TASK.
Write out the records beneath this line exactly as they appear, minus any images.

_ _ _ _ _

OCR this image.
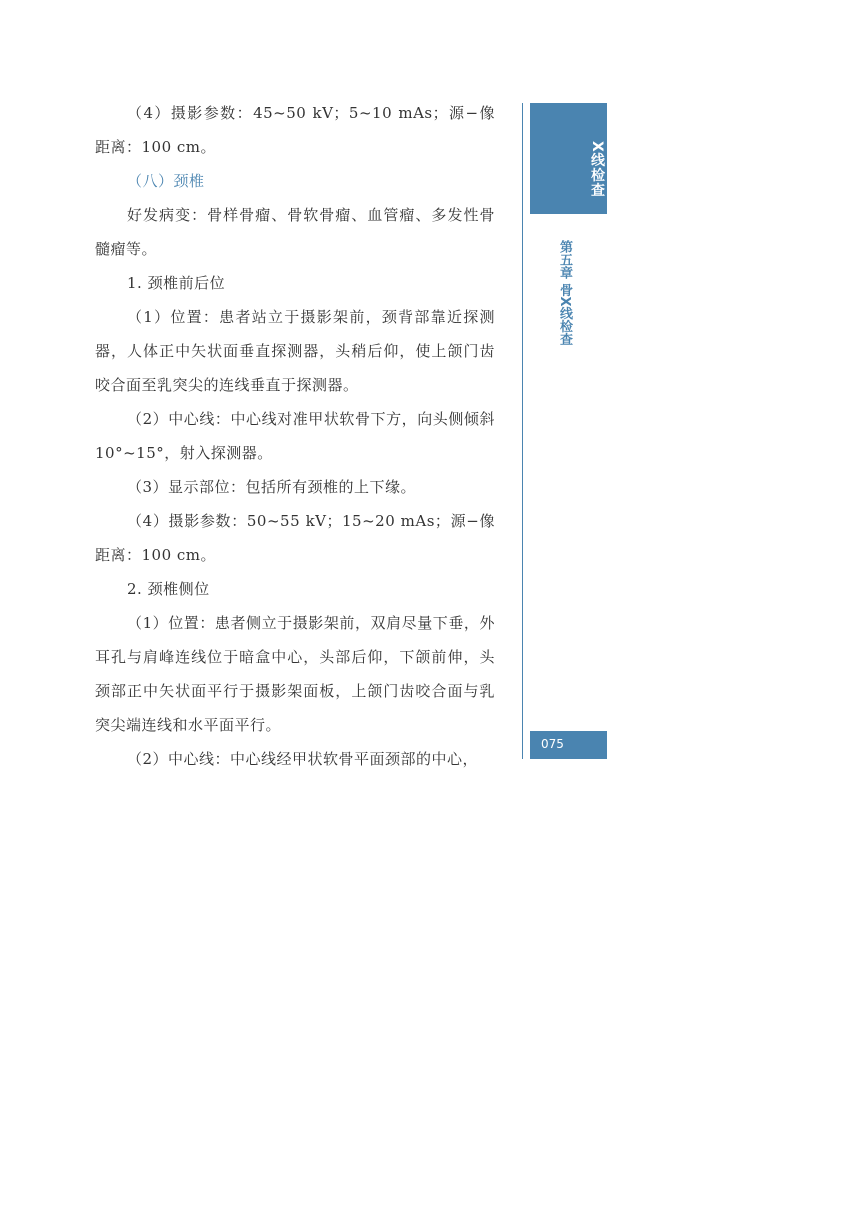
（4）摄影参数：45~50 kV；5~10 mAs；源−像距离：100 cm。

（八）颈椎

好发病变：骨样骨瘤、骨软骨瘤、血管瘤、多发性骨髓瘤等。

1. 颈椎前后位

（1）位置：患者站立于摄影架前，颈背部靠近探测器，人体正中矢状面垂直探测器，头稍后仰，使上颌门齿咬合面至乳突尖的连线垂直于探测器。

（2）中心线：中心线对准甲状软骨下方，向头侧倾斜10°~15°，射入探测器。

（3）显示部位：包括所有颈椎的上下缘。

（4）摄影参数：50~55 kV；15~20 mAs；源−像距离：100 cm。

2. 颈椎侧位

（1）位置：患者侧立于摄影架前，双肩尽量下垂，外耳孔与肩峰连线位于暗盒中心，头部后仰，下颌前伸，头颈部正中矢状面平行于摄影架面板，上颌门齿咬合面与乳突尖端连线和水平面平行。

（2）中心线：中心线经甲状软骨平面颈部的中心，

X线检查
第五章 骨X线检查
075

_ _ _ _ _

REPLY.
OCR this image.
（4）摄影参数：45~50 kV；5~10 mAs；源−像距离：100 cm。

（八）颈椎

好发病变：骨样骨瘤、骨软骨瘤、血管瘤、多发性骨髓瘤等。

1. 颈椎前后位

（1）位置：患者站立于摄影架前，颈背部靠近探测器，人体正中矢状面垂直探测器，头稍后仰，使上颌门齿咬合面至乳突尖的连线垂直于探测器。

（2）中心线：中心线对准甲状软骨下方，向头侧倾斜10°~15°，射入探测器。

（3）显示部位：包括所有颈椎的上下缘。

（4）摄影参数：50~55 kV；15~20 mAs；源−像距离：100 cm。

2. 颈椎侧位

（1）位置：患者侧立于摄影架前，双肩尽量下垂，外耳孔与肩峰连线位于暗盒中心，头部后仰，下颌前伸，头颈部正中矢状面平行于摄影架面板，上颌门齿咬合面与乳突尖端连线和水平面平行。

（2）中心线：中心线经甲状软骨平面颈部的中心，

X线检查
第五章 骨X线检查
075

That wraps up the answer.